-- Start Provided entries --

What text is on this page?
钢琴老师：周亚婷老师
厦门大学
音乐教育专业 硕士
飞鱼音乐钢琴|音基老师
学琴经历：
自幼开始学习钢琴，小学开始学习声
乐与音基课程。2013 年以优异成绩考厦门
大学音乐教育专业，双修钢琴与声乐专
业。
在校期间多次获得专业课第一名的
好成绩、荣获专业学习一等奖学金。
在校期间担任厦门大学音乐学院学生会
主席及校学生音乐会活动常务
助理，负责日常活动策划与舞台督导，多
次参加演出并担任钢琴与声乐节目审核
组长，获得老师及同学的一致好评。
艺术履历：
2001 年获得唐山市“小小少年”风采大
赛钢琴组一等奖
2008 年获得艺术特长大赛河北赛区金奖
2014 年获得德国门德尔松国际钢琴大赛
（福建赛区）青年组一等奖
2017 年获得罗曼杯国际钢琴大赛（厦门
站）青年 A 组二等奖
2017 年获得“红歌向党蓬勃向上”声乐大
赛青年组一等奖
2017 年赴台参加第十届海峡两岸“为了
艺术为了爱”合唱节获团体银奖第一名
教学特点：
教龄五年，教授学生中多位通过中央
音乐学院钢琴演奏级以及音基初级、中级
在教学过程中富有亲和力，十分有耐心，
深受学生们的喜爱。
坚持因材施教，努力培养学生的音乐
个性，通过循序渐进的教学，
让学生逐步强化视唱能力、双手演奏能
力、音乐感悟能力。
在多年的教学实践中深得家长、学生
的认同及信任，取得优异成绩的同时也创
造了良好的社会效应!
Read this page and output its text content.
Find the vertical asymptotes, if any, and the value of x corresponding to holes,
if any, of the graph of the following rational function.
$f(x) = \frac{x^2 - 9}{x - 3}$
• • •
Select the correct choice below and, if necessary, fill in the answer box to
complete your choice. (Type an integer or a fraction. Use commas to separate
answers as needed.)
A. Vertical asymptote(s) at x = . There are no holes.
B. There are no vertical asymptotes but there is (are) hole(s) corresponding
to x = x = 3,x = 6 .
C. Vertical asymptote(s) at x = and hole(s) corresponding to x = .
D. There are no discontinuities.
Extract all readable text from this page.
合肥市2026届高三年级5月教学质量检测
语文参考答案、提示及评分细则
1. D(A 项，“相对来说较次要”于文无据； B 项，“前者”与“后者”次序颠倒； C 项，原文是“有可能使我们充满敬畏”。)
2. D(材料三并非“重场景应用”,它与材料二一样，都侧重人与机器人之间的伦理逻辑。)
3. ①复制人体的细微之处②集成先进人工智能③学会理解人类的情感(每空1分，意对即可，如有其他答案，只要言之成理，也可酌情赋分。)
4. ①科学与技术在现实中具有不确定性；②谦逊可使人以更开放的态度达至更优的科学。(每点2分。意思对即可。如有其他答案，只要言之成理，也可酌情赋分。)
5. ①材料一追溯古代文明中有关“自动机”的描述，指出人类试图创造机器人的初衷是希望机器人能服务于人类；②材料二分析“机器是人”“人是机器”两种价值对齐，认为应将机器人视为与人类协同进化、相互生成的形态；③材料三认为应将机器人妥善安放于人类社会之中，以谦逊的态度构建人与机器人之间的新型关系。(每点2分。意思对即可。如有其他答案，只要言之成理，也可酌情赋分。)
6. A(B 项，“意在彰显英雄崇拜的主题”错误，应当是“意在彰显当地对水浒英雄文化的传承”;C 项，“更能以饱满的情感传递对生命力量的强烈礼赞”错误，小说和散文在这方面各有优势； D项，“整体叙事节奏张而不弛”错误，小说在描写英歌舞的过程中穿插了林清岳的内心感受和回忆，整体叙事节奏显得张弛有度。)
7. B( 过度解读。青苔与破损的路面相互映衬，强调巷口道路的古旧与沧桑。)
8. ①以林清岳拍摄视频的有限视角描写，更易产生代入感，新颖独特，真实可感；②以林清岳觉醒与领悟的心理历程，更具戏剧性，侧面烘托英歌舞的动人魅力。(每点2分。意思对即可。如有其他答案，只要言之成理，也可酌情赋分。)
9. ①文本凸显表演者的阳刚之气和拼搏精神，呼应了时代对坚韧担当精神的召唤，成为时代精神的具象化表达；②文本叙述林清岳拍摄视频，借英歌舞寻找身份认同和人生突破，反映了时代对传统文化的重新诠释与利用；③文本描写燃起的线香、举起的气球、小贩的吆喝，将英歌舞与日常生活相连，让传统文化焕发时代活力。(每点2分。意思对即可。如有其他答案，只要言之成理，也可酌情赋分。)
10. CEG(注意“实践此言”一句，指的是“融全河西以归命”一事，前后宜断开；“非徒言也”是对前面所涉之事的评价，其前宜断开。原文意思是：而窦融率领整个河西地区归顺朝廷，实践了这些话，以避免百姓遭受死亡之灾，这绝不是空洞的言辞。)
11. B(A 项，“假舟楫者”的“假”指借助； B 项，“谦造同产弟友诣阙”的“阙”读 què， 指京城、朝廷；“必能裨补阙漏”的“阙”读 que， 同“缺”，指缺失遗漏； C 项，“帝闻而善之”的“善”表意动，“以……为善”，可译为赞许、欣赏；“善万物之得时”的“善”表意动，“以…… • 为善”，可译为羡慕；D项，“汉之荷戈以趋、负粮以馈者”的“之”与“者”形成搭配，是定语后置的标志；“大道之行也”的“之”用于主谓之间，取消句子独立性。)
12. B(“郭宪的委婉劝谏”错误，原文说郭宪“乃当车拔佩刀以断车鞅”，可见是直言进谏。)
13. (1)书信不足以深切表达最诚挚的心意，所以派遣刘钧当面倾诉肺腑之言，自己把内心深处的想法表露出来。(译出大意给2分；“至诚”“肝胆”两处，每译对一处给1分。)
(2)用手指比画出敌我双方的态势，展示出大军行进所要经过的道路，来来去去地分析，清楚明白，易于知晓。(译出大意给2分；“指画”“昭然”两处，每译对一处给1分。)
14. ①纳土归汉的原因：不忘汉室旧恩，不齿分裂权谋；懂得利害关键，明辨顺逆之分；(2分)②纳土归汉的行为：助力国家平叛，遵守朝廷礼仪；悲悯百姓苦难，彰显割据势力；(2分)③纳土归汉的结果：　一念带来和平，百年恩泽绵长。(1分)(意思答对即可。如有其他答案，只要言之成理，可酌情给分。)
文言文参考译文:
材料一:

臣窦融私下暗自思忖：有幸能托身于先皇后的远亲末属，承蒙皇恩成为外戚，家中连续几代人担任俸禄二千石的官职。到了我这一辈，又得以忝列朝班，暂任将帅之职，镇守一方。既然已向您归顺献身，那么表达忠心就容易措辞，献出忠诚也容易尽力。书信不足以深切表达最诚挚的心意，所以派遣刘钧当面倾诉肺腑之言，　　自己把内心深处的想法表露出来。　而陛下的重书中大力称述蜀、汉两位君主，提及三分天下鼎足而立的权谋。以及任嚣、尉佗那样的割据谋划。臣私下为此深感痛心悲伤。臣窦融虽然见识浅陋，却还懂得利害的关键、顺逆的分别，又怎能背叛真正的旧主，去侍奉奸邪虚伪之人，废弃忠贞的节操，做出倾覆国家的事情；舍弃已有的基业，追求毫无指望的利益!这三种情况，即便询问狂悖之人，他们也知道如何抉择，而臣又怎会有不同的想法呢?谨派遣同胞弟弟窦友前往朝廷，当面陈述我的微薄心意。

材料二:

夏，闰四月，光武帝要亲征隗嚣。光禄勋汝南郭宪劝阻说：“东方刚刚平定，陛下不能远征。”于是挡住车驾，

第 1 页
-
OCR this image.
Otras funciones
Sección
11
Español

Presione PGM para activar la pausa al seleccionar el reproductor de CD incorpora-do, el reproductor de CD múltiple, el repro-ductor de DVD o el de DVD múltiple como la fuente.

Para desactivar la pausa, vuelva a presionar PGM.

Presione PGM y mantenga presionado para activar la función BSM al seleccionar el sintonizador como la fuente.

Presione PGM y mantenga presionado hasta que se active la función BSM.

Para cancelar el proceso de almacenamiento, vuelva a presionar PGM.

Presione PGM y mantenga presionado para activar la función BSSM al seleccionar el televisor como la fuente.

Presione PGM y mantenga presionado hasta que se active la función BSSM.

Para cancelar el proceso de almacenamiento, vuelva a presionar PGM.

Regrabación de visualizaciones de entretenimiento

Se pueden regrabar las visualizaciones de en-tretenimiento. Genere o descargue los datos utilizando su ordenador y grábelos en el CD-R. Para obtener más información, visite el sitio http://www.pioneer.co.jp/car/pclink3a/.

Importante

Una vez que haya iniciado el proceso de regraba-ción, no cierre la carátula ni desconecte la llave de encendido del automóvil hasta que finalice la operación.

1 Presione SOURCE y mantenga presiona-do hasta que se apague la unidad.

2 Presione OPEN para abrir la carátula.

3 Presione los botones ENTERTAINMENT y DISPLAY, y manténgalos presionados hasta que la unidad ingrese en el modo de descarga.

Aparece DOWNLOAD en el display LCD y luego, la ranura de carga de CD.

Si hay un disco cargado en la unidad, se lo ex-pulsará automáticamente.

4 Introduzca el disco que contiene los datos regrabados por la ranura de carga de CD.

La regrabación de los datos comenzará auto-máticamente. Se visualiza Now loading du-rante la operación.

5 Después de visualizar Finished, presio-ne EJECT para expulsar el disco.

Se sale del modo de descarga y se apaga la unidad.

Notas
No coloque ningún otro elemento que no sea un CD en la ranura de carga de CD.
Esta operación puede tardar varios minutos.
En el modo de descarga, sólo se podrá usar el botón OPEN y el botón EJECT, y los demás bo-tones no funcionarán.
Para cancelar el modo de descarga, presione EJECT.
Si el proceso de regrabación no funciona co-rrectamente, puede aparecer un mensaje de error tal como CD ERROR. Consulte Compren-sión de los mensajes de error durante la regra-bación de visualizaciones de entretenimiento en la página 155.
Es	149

-- End Provided entries --

• **Instructions for the task**
State only how many lines in the material include "OPEN".

• **Task solution**
2